▶ _SHORT PROBLEM_:
Extract each line where the string "CONTRACT" shows up.

+---+

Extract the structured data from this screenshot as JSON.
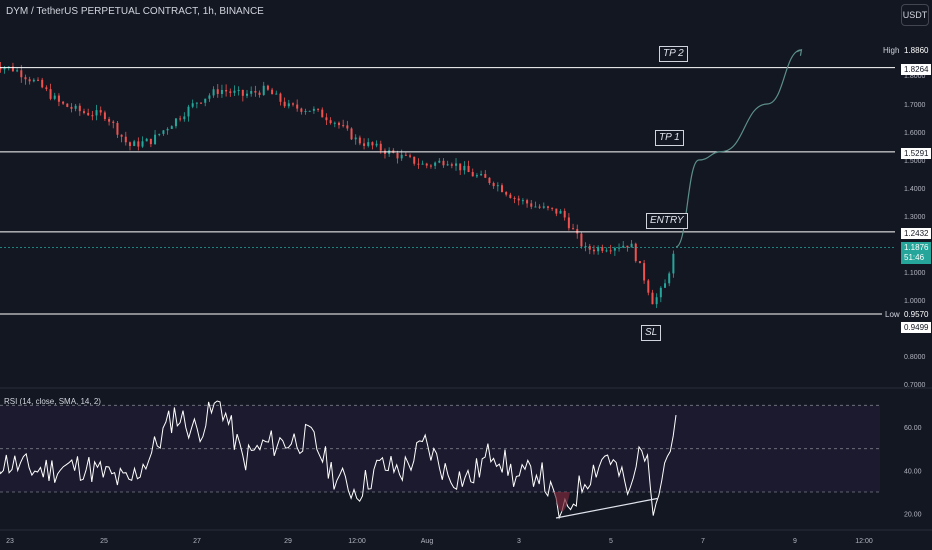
{
  "header": {
    "symbol_title": "DYM / TetherUS PERPETUAL CONTRACT, 1h, BINANCE",
    "currency_button": "USDT"
  },
  "annotations": {
    "tp2": "TP 2",
    "tp1": "TP 1",
    "entry": "ENTRY",
    "sl": "SL"
  },
  "price_scale": {
    "high_label": "High",
    "high_value": "1.8860",
    "low_label": "Low",
    "low_value": "0.9570",
    "tp2_level": "1.8264",
    "tp1_level": "1.5291",
    "entry_level": "1.2432",
    "sl_level": "0.9499",
    "last_price": "1.1876",
    "countdown": "51:46",
    "ticks": [
      "1.8000",
      "1.7000",
      "1.6000",
      "1.5000",
      "1.4000",
      "1.3000",
      "1.2000",
      "1.1000",
      "1.0000",
      "0.9000",
      "0.8000",
      "0.7000"
    ]
  },
  "rsi": {
    "label": "RSI (14, close, SMA, 14, 2)",
    "ticks": [
      "60.00",
      "40.00",
      "20.00"
    ],
    "levels": [
      70,
      50,
      30
    ]
  },
  "time_axis": {
    "ticks": [
      "23",
      "25",
      "27",
      "29",
      "12:00",
      "Aug",
      "3",
      "5",
      "7",
      "9",
      "12:00"
    ]
  },
  "colors": {
    "background": "#131722",
    "bull": "#26a69a",
    "bear": "#ef5350",
    "level_line": "#ffffff",
    "projection": "#5d8f8a",
    "rsi_line": "#ffffff",
    "rsi_band": "#1f1a2e"
  },
  "chart_data": {
    "type": "candlestick",
    "title": "DYM / TetherUS PERPETUAL CONTRACT, 1h, BINANCE",
    "x_start": "Jul 22",
    "x_end": "Aug 12",
    "ylim": [
      0.7,
      1.9
    ],
    "horizontal_levels": [
      {
        "name": "TP 2",
        "value": 1.8264
      },
      {
        "name": "TP 1",
        "value": 1.5291
      },
      {
        "name": "ENTRY",
        "value": 1.2432
      },
      {
        "name": "SL",
        "value": 0.9499
      }
    ],
    "period_high": 1.886,
    "period_low": 0.957,
    "last_price": 1.1876,
    "price_path": [
      [
        "Jul 22",
        1.84
      ],
      [
        "Jul 22 12:00",
        1.82
      ],
      [
        "Jul 23",
        1.77
      ],
      [
        "Jul 23 12:00",
        1.7
      ],
      [
        "Jul 24",
        1.67
      ],
      [
        "Jul 24 12:00",
        1.66
      ],
      [
        "Jul 25",
        1.55
      ],
      [
        "Jul 25 12:00",
        1.57
      ],
      [
        "Jul 26",
        1.64
      ],
      [
        "Jul 26 12:00",
        1.71
      ],
      [
        "Jul 27",
        1.75
      ],
      [
        "Jul 27 12:00",
        1.73
      ],
      [
        "Jul 28",
        1.75
      ],
      [
        "Jul 28 12:00",
        1.69
      ],
      [
        "Jul 29",
        1.68
      ],
      [
        "Jul 29 12:00",
        1.64
      ],
      [
        "Jul 30",
        1.57
      ],
      [
        "Jul 30 12:00",
        1.54
      ],
      [
        "Jul 31",
        1.51
      ],
      [
        "Jul 31 12:00",
        1.48
      ],
      [
        "Aug 1",
        1.5
      ],
      [
        "Aug 1 12:00",
        1.45
      ],
      [
        "Aug 2",
        1.42
      ],
      [
        "Aug 2 12:00",
        1.36
      ],
      [
        "Aug 3",
        1.33
      ],
      [
        "Aug 3 12:00",
        1.31
      ],
      [
        "Aug 4",
        1.18
      ],
      [
        "Aug 4 12:00",
        1.19
      ],
      [
        "Aug 5",
        1.2
      ],
      [
        "Aug 5 06:00",
        1.1
      ],
      [
        "Aug 5 12:00",
        0.99
      ],
      [
        "Aug 5 18:00",
        1.05
      ],
      [
        "Aug 6",
        1.19
      ]
    ],
    "projection_path": [
      [
        "Aug 6",
        1.19
      ],
      [
        "Aug 6 12:00",
        1.5
      ],
      [
        "Aug 7",
        1.53
      ],
      [
        "Aug 8",
        1.7
      ],
      [
        "Aug 8 18:00",
        1.89
      ]
    ],
    "rsi_path": [
      [
        "Jul 22",
        45
      ],
      [
        "Jul 23",
        40
      ],
      [
        "Jul 24",
        42
      ],
      [
        "Jul 25",
        34
      ],
      [
        "Jul 25 12:00",
        48
      ],
      [
        "Jul 26",
        66
      ],
      [
        "Jul 26 12:00",
        58
      ],
      [
        "Jul 27",
        72
      ],
      [
        "Jul 27 12:00",
        45
      ],
      [
        "Jul 28",
        52
      ],
      [
        "Jul 29",
        55
      ],
      [
        "Jul 29 12:00",
        38
      ],
      [
        "Jul 30",
        30
      ],
      [
        "Jul 30 12:00",
        42
      ],
      [
        "Jul 31",
        40
      ],
      [
        "Jul 31 12:00",
        52
      ],
      [
        "Aug 1",
        38
      ],
      [
        "Aug 1 12:00",
        36
      ],
      [
        "Aug 2",
        50
      ],
      [
        "Aug 2 12:00",
        36
      ],
      [
        "Aug 3",
        40
      ],
      [
        "Aug 3 12:00",
        18
      ],
      [
        "Aug 4",
        36
      ],
      [
        "Aug 4 12:00",
        48
      ],
      [
        "Aug 5",
        28
      ],
      [
        "Aug 5 06:00",
        55
      ],
      [
        "Aug 5 12:00",
        26
      ],
      [
        "Aug 5 18:00",
        44
      ],
      [
        "Aug 6",
        60
      ]
    ]
  }
}
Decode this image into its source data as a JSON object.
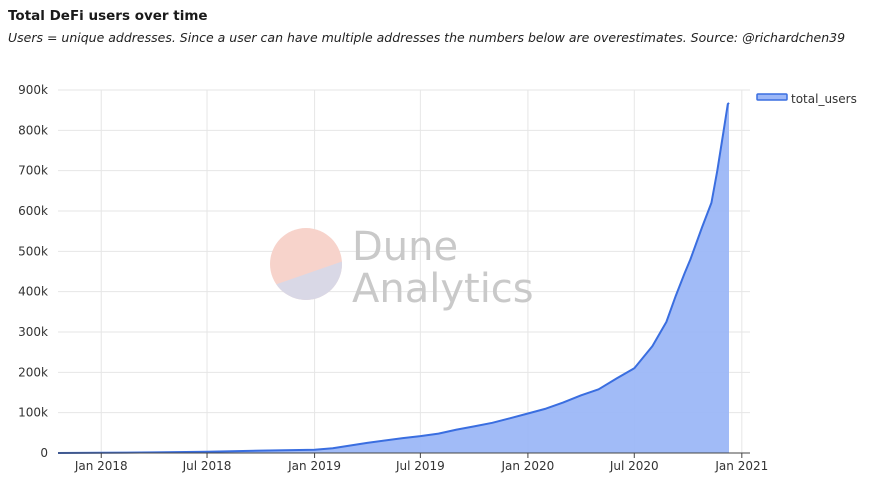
{
  "header": {
    "title": "Total DeFi users over time",
    "subtitle": "Users = unique addresses. Since a user can have multiple addresses the numbers below are overestimates. Source: @richardchen39"
  },
  "watermark": {
    "line1": "Dune",
    "line2": "Analytics"
  },
  "colors": {
    "line": "#3a6ee0",
    "fill": "#9cb7f7",
    "grid": "#e6e6e6",
    "watermark_top": "#f7d3cb",
    "watermark_bottom": "#d9d8e6"
  },
  "chart_data": {
    "type": "area",
    "title": "",
    "xlabel": "",
    "ylabel": "",
    "grid": true,
    "legend_position": "top-right",
    "xlim": [
      "2017-10-19",
      "2021-01-15"
    ],
    "ylim": [
      0,
      900000
    ],
    "y_ticks": [
      {
        "value": 0,
        "label": "0"
      },
      {
        "value": 100000,
        "label": "100k"
      },
      {
        "value": 200000,
        "label": "200k"
      },
      {
        "value": 300000,
        "label": "300k"
      },
      {
        "value": 400000,
        "label": "400k"
      },
      {
        "value": 500000,
        "label": "500k"
      },
      {
        "value": 600000,
        "label": "600k"
      },
      {
        "value": 700000,
        "label": "700k"
      },
      {
        "value": 800000,
        "label": "800k"
      },
      {
        "value": 900000,
        "label": "900k"
      }
    ],
    "x_ticks": [
      {
        "value": "2018-01-01",
        "label": "Jan 2018"
      },
      {
        "value": "2018-07-01",
        "label": "Jul 2018"
      },
      {
        "value": "2019-01-01",
        "label": "Jan 2019"
      },
      {
        "value": "2019-07-01",
        "label": "Jul 2019"
      },
      {
        "value": "2020-01-01",
        "label": "Jan 2020"
      },
      {
        "value": "2020-07-01",
        "label": "Jul 2020"
      },
      {
        "value": "2021-01-01",
        "label": "Jan 2021"
      }
    ],
    "series": [
      {
        "name": "total_users",
        "points": [
          [
            "2017-10-19",
            0
          ],
          [
            "2018-01-01",
            500
          ],
          [
            "2018-04-01",
            1500
          ],
          [
            "2018-07-01",
            3000
          ],
          [
            "2018-10-01",
            6000
          ],
          [
            "2019-01-01",
            8000
          ],
          [
            "2019-02-01",
            12000
          ],
          [
            "2019-04-01",
            25000
          ],
          [
            "2019-06-01",
            37000
          ],
          [
            "2019-07-01",
            42000
          ],
          [
            "2019-08-01",
            48000
          ],
          [
            "2019-09-01",
            58000
          ],
          [
            "2019-10-01",
            66000
          ],
          [
            "2019-11-01",
            75000
          ],
          [
            "2019-12-01",
            86000
          ],
          [
            "2020-01-01",
            98000
          ],
          [
            "2020-02-01",
            110000
          ],
          [
            "2020-03-01",
            125000
          ],
          [
            "2020-04-01",
            143000
          ],
          [
            "2020-05-01",
            158000
          ],
          [
            "2020-06-01",
            185000
          ],
          [
            "2020-07-01",
            210000
          ],
          [
            "2020-08-01",
            265000
          ],
          [
            "2020-08-25",
            325000
          ],
          [
            "2020-09-10",
            390000
          ],
          [
            "2020-09-25",
            445000
          ],
          [
            "2020-10-05",
            480000
          ],
          [
            "2020-10-25",
            560000
          ],
          [
            "2020-11-10",
            620000
          ],
          [
            "2020-11-20",
            700000
          ],
          [
            "2020-12-01",
            800000
          ],
          [
            "2020-12-08",
            865000
          ],
          [
            "2020-12-10",
            868000
          ]
        ]
      }
    ]
  }
}
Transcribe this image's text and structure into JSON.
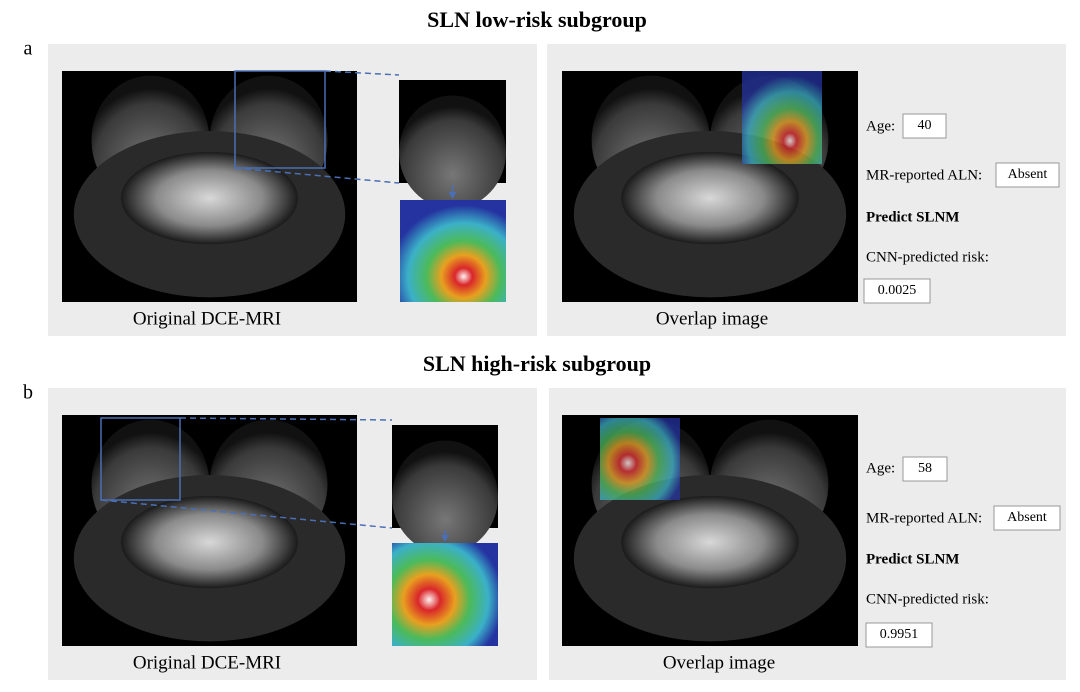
{
  "panels": [
    {
      "label": "a",
      "title": "SLN low-risk subgroup",
      "left_caption": "Original DCE-MRI",
      "right_caption": "Overlap image",
      "age_label": "Age:",
      "age": 40,
      "aln_label": "MR-reported ALN:",
      "aln": "Absent",
      "predict": "Predict SLNM",
      "risk_label": "CNN-predicted  risk:",
      "risk": 0.0025
    },
    {
      "label": "b",
      "title": "SLN high-risk subgroup",
      "left_caption": "Original DCE-MRI",
      "right_caption": "Overlap image",
      "age_label": "Age:",
      "age": 58,
      "aln_label": "MR-reported ALN:",
      "aln": "Absent",
      "predict": "Predict SLNM",
      "risk_label": "CNN-predicted risk:",
      "risk": 0.9951
    }
  ]
}
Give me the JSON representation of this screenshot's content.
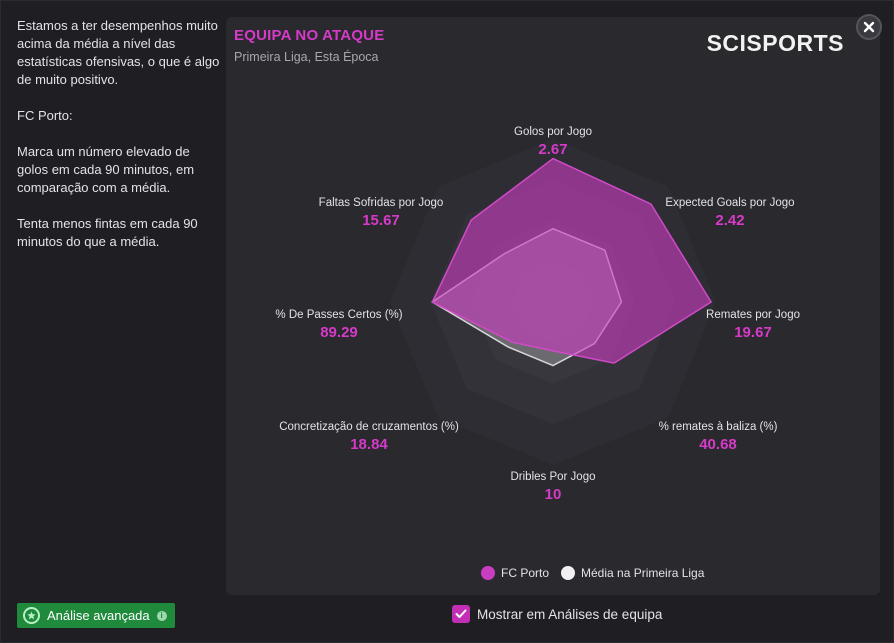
{
  "left_panel": {
    "paragraphs": [
      "Estamos a ter desempenhos muito acima da média a nível das estatísticas ofensivas, o que é algo de muito positivo.",
      "FC Porto:",
      "Marca um número elevado de golos em cada 90 minutos, em comparação com a média.",
      "Tenta menos fintas em cada 90 minutos do que a média."
    ]
  },
  "panel": {
    "title": "EQUIPA NO ATAQUE",
    "subtitle": "Primeira Liga, Esta Época",
    "brand": "SCISPORTS"
  },
  "colors": {
    "team": "#c93ec0",
    "league": "#d8d6da",
    "accent_text": "#d53ac8",
    "green_button": "#1f8a3c"
  },
  "chart_data": {
    "type": "radar",
    "axes": [
      {
        "label": "Golos por Jogo",
        "value": "2.67",
        "team_level": 0.88,
        "league_level": 0.45
      },
      {
        "label": "Expected Goals por Jogo",
        "value": "2.42",
        "team_level": 0.85,
        "league_level": 0.45
      },
      {
        "label": "Remates por Jogo",
        "value": "19.67",
        "team_level": 0.97,
        "league_level": 0.42
      },
      {
        "label": "% remates à baliza (%)",
        "value": "40.68",
        "team_level": 0.53,
        "league_level": 0.36
      },
      {
        "label": "Dribles Por Jogo",
        "value": "10",
        "team_level": 0.3,
        "league_level": 0.39
      },
      {
        "label": "Concretização de cruzamentos (%)",
        "value": "18.84",
        "team_level": 0.35,
        "league_level": 0.39
      },
      {
        "label": "% De Passes Certos (%)",
        "value": "89.29",
        "team_level": 0.74,
        "league_level": 0.74
      },
      {
        "label": "Faltas Sofridas por Jogo",
        "value": "15.67",
        "team_level": 0.71,
        "league_level": 0.42
      }
    ],
    "rings": 4,
    "series": [
      {
        "name": "FC Porto",
        "color": "#c93ec0"
      },
      {
        "name": "Média na Primeira Liga",
        "color": "#d8d6da"
      }
    ]
  },
  "legend": {
    "team": "FC Porto",
    "league": "Média na Primeira Liga"
  },
  "footer": {
    "advanced_label": "Análise avançada",
    "checkbox_label": "Mostrar em Análises de equipa",
    "checkbox_checked": true
  }
}
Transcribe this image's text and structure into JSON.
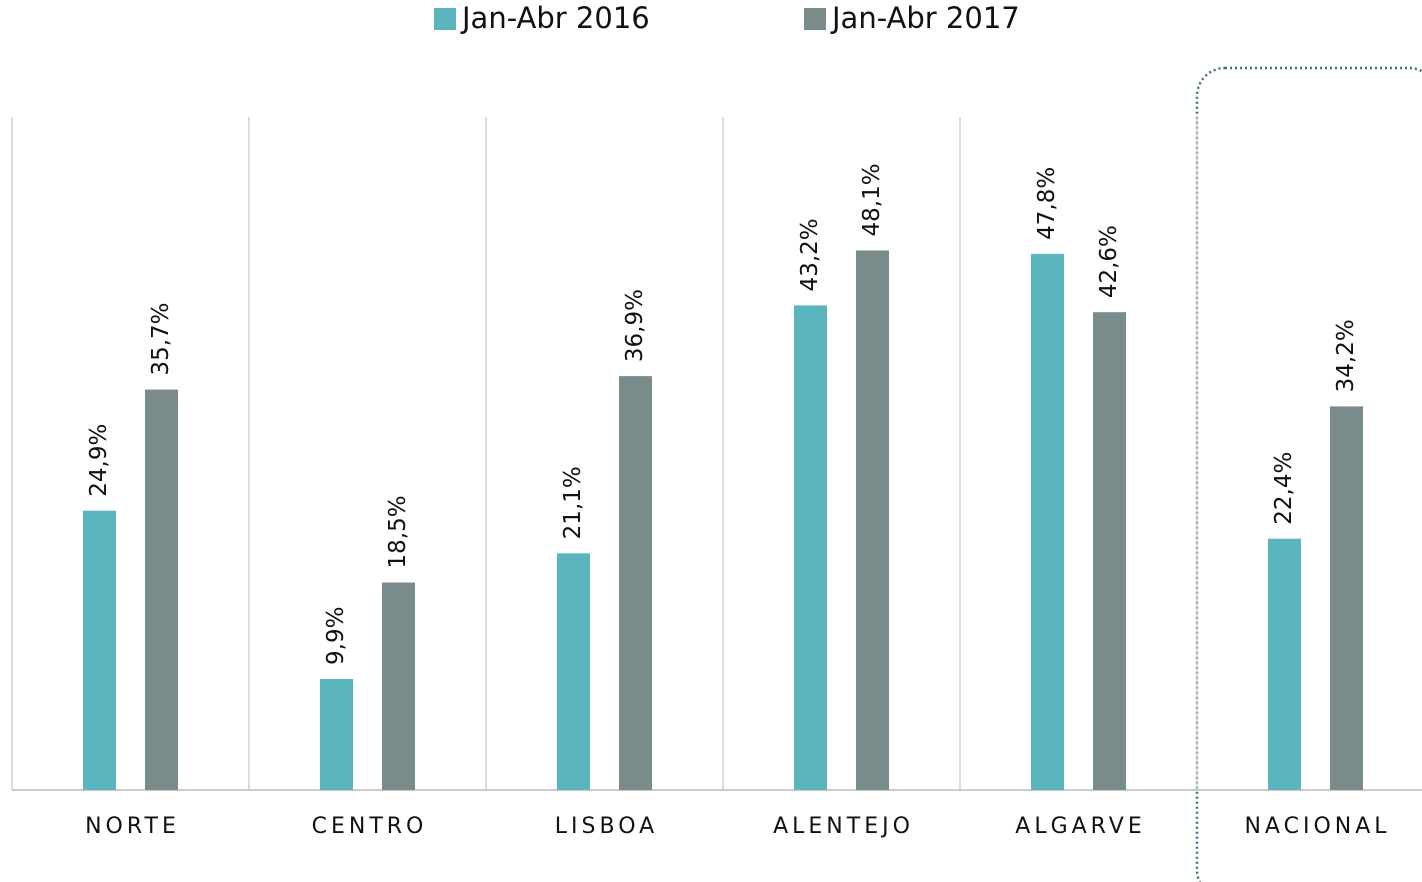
{
  "chart_data": {
    "type": "bar",
    "categories": [
      "NORTE",
      "CENTRO",
      "LISBOA",
      "ALENTEJO",
      "ALGARVE",
      "NACIONAL"
    ],
    "series": [
      {
        "name": "Jan-Abr 2016",
        "color": "#5ab5bf",
        "values": [
          24.9,
          9.9,
          21.1,
          43.2,
          47.8,
          22.4
        ],
        "value_labels": [
          "24,9%",
          "9,9%",
          "21,1%",
          "43,2%",
          "47,8%",
          "22,4%"
        ]
      },
      {
        "name": "Jan-Abr 2017",
        "color": "#7a8b8c",
        "values": [
          35.7,
          18.5,
          36.9,
          48.1,
          42.6,
          34.2
        ],
        "value_labels": [
          "35,7%",
          "18,5%",
          "36,9%",
          "48,1%",
          "42,6%",
          "34,2%"
        ]
      }
    ],
    "ylim": [
      0,
      60
    ],
    "legend": "top"
  }
}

+---+

▶ _FINISHED TASK_:
    "symbol_title": "DYM / TetherUS PERPETUAL CONTRACT, 1h, BINANCE",
    "title": "DYM / TetherUS PERPETUAL CONTRACT, 1h, BINANCE",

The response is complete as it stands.